» Exercise objective
Give the number of lines in the listing that hold the word "联系电话". Write nothing but that number.

>>

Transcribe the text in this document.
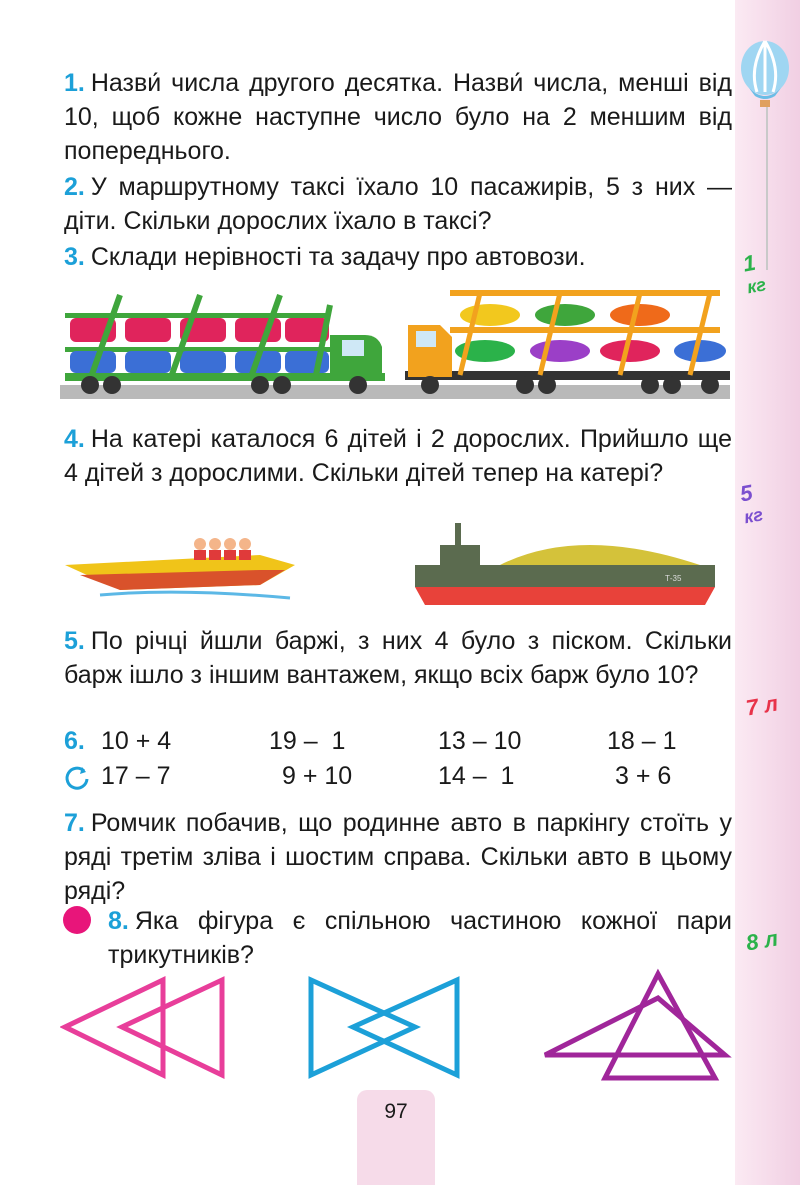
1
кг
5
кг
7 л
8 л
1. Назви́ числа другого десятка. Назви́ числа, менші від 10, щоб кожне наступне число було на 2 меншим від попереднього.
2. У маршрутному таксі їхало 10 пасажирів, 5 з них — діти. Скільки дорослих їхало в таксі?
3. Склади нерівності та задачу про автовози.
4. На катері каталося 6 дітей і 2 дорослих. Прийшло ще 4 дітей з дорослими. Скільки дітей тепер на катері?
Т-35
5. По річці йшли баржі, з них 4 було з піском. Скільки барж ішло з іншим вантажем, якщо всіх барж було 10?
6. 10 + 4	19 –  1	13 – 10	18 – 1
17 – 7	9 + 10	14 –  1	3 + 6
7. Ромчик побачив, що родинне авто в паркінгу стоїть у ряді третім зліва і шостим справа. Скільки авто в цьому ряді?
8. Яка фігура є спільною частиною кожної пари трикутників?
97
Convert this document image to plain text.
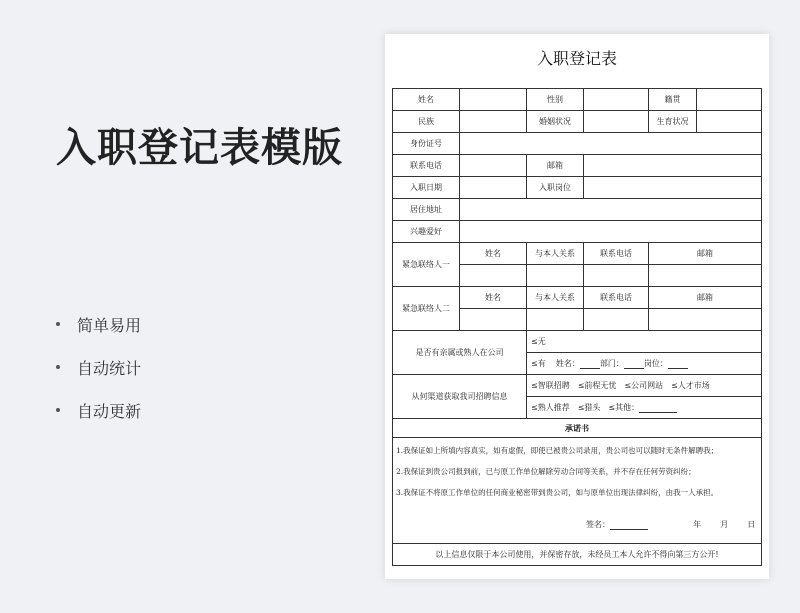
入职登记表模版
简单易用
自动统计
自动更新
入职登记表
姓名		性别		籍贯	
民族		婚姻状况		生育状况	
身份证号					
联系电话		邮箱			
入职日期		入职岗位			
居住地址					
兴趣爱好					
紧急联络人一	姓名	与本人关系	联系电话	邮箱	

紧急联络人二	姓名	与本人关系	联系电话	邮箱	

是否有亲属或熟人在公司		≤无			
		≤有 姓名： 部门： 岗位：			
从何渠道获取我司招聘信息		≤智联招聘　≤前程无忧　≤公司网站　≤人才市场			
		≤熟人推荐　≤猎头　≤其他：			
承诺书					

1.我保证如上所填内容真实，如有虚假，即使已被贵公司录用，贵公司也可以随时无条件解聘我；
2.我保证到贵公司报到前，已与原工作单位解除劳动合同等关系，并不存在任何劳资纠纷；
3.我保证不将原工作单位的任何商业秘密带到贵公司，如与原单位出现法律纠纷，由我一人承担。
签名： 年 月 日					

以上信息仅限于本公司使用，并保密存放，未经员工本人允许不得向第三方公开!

<<
>>

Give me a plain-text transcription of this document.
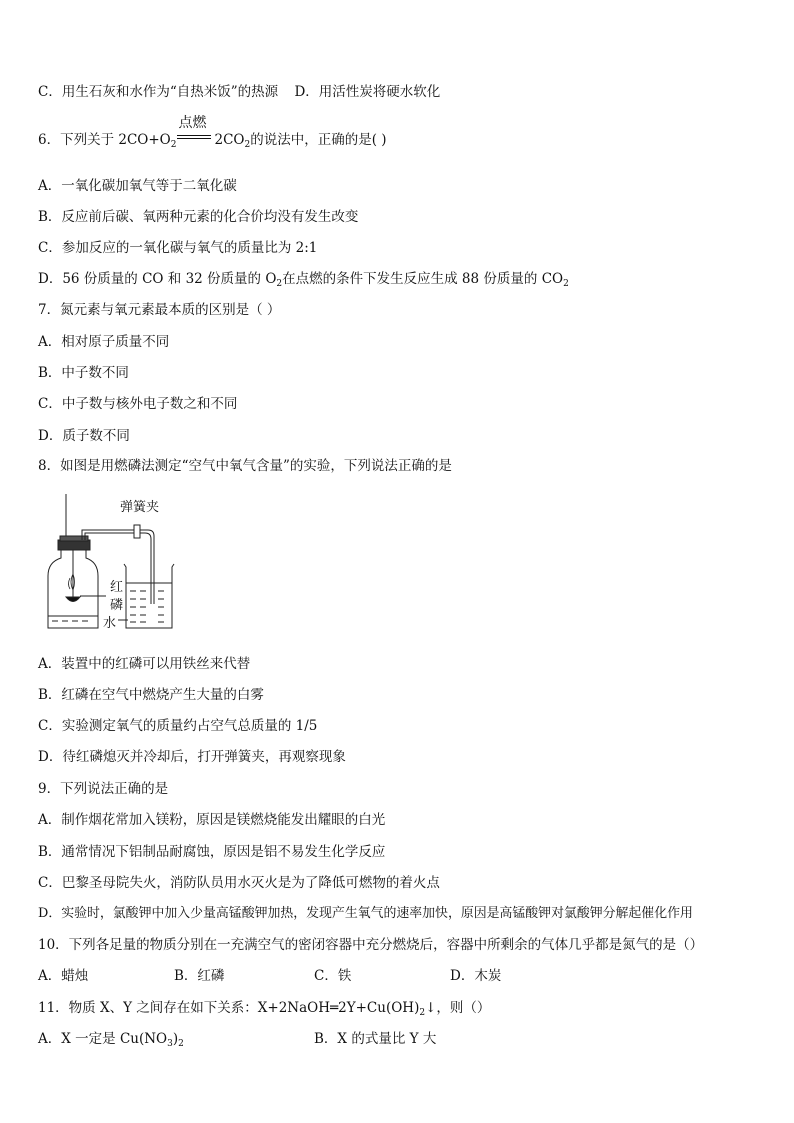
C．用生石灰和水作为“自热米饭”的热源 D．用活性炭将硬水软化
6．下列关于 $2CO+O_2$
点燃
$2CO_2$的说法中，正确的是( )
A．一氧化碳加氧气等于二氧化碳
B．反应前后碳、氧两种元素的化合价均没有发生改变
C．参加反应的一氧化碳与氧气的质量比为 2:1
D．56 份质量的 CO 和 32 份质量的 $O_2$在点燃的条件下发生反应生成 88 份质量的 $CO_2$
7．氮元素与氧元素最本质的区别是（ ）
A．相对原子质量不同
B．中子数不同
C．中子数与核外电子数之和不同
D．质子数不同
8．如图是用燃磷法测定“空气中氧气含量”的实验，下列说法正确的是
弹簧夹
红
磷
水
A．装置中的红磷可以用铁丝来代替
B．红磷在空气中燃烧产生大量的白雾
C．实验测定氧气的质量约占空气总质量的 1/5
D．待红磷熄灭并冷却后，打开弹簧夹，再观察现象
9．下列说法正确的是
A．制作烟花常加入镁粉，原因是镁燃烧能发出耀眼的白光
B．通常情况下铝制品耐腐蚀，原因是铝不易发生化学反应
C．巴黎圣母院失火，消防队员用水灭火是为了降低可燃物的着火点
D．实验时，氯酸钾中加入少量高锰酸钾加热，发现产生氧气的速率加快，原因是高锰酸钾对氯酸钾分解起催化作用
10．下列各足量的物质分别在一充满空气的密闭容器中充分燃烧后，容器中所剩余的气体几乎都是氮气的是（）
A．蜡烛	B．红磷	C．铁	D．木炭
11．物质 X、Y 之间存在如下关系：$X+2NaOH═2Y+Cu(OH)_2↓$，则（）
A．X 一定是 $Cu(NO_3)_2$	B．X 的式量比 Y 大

<<

» Written answer
3